◆ DESCRIPTION OF THE TASK
Report only how many lines of the entries below contain the string "ycbV".
********
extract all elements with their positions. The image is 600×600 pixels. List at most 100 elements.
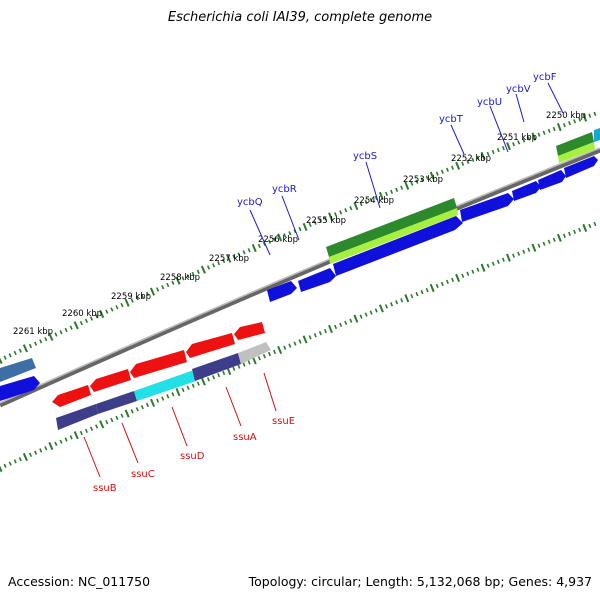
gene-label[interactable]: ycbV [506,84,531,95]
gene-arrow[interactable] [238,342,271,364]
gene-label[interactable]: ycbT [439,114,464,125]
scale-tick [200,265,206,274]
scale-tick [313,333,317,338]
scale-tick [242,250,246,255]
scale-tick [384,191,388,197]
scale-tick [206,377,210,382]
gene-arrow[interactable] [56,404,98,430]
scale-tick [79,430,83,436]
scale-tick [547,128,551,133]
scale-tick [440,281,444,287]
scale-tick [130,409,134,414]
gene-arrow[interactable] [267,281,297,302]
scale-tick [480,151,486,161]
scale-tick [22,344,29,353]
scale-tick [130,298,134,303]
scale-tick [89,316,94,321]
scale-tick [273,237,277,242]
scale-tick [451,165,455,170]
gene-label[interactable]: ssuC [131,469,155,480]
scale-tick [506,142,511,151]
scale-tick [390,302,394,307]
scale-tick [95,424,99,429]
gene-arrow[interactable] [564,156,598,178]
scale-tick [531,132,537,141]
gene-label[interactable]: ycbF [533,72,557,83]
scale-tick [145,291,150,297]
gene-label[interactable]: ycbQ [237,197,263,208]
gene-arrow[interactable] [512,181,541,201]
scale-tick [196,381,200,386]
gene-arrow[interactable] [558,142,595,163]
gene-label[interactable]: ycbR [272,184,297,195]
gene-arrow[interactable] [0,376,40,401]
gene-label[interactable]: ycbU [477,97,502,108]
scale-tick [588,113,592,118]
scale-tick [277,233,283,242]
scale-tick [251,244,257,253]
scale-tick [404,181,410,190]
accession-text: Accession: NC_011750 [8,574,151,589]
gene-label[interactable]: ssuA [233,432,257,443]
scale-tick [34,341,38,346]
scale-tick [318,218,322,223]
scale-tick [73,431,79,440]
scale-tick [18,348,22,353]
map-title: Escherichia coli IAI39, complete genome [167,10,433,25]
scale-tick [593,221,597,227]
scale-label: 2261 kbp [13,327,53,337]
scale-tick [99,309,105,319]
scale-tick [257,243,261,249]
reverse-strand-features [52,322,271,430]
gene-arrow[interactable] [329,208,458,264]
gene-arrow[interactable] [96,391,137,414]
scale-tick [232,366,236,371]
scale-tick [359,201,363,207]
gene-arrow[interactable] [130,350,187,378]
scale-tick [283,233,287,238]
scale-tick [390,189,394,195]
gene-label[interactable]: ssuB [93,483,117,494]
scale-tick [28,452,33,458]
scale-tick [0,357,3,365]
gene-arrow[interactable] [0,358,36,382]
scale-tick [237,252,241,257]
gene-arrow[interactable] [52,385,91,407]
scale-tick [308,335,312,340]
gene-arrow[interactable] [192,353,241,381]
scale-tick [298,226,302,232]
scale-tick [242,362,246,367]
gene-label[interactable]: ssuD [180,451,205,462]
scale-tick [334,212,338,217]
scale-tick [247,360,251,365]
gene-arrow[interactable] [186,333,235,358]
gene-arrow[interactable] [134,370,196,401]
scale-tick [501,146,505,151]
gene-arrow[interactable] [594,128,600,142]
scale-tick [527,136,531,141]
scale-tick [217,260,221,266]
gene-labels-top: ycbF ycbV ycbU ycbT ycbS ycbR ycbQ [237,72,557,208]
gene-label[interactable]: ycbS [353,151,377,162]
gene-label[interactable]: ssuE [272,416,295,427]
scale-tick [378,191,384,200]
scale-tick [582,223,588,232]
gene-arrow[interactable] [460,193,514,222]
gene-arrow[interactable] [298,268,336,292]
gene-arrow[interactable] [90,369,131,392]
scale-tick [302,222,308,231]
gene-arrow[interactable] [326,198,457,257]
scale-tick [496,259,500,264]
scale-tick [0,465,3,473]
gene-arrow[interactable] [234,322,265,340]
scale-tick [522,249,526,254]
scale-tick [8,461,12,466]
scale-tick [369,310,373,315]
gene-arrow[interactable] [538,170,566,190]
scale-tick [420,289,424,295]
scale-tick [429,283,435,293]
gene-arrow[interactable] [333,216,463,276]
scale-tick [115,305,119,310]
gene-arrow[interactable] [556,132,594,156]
********
◆ EXPECTED OUTPUT
2